• _PROBLEM DESCRIPTION_:
Select every line of the listing below that contains the string "link", and copy each one.

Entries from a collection
-*-
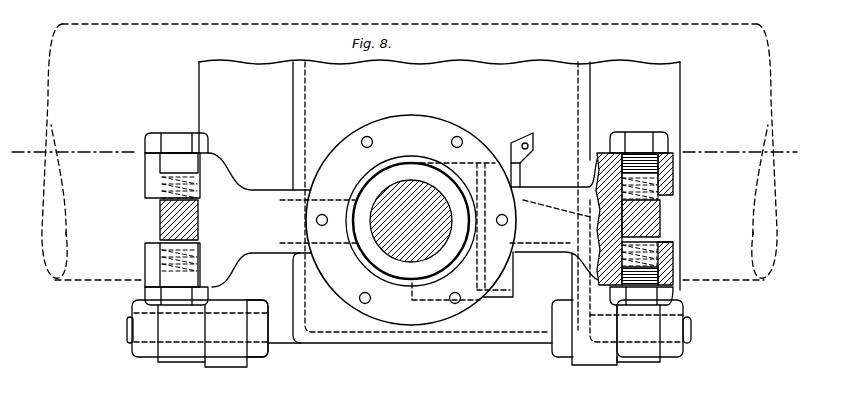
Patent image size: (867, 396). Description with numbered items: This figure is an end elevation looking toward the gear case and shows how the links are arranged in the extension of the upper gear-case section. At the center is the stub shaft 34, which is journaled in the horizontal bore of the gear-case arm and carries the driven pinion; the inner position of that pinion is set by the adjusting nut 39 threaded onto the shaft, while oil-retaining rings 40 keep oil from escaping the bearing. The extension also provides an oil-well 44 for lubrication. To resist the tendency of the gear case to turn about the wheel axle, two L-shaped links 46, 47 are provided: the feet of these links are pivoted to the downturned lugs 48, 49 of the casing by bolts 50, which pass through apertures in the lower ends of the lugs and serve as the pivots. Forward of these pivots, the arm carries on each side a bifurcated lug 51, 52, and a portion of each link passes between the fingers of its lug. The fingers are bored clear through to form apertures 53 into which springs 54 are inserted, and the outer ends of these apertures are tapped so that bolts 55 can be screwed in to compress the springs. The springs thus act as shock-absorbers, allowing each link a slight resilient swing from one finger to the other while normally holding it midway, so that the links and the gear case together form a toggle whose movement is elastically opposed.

The stub shaft 34 is at (411, 221).
The adjusting nut 39 is at (398, 268).
The oil-retaining rings 40 is at (416, 165).
The oil-well 44 is at (516, 266).
The link 46 is at (661, 219).
The link 47 is at (160, 220).
The downturned lug 48 is at (596, 365).
The downturned lug 49 is at (223, 360).
The bolt 50 is at (257, 308).
The bifurcated lug 51 is at (611, 219).
The bifurcated lug 52 is at (258, 248).
The aperture 53 is at (166, 183).
The spring 54 is at (166, 258).
The bolt 55 is at (173, 140).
-*-
• _SOLUTION TO THIS TASK_:
Patent image size: (867, 396). Description with numbered items: This figure is an end elevation looking toward the gear case and shows how the links are arranged in the extension of the upper gear-case section. At the center is the stub shaft 34, which is journaled in the horizontal bore of the gear-case arm and carries the driven pinion; the inner position of that pinion is set by the adjusting nut 39 threaded onto the shaft, while oil-retaining rings 40 keep oil from escaping the bearing. The extension also provides an oil-well 44 for lubrication. To resist the tendency of the gear case to turn about the wheel axle, two L-shaped links 46, 47 are provided: the feet of these links are pivoted to the downturned lugs 48, 49 of the casing by bolts 50, which pass through apertures in the lower ends of the lugs and serve as the pivots. Forward of these pivots, the arm carries on each side a bifurcated lug 51, 52, and a portion of each link passes between the fingers of its lug. The fingers are bored clear through to form apertures 53 into which springs 54 are inserted, and the outer ends of these apertures are tapped so that bolts 55 can be screwed in to compress the springs. The springs thus act as shock-absorbers, allowing each link a slight resilient swing from one finger to the other while normally holding it midway, so that the links and the gear case together form a toggle whose movement is elastically opposed.
The link 46 is at (661, 219).
The link 47 is at (160, 220).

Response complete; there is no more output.